• Stated goal
Write the records out again, precisely as they stand.

• Data lines
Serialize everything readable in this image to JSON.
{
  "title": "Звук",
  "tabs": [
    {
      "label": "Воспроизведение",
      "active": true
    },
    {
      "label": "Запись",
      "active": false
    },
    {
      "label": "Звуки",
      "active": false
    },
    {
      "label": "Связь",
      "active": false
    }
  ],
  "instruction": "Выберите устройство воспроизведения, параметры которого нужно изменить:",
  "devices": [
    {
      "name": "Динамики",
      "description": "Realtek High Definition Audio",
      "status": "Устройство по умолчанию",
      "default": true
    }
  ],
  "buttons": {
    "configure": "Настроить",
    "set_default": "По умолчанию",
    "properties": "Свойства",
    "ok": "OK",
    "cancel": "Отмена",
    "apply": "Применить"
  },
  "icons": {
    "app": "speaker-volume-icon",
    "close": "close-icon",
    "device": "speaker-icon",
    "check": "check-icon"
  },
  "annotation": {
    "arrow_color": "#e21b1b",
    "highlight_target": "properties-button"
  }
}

• Solved problem
Serialize everything readable in this image to JSON.
{
  "title": "Звук",
  "tabs": [
    {
      "label": "Воспроизведение",
      "active": true
    },
    {
      "label": "Запись",
      "active": false
    },
    {
      "label": "Звуки",
      "active": false
    },
    {
      "label": "Связь",
      "active": false
    }
  ],
  "instruction": "Выберите устройство воспроизведения, параметры которого нужно изменить:",
  "devices": [
    {
      "name": "Динамики",
      "description": "Realtek High Definition Audio",
      "status": "Устройство по умолчанию",
      "default": true
    }
  ],
  "buttons": {
    "configure": "Настроить",
    "set_default": "По умолчанию",
    "properties": "Свойства",
    "ok": "OK",
    "cancel": "Отмена",
    "apply": "Применить"
  },
  "icons": {
    "app": "speaker-volume-icon",
    "close": "close-icon",
    "device": "speaker-icon",
    "check": "check-icon"
  },
  "annotation": {
    "arrow_color": "#e21b1b",
    "highlight_target": "properties-button"
  }
}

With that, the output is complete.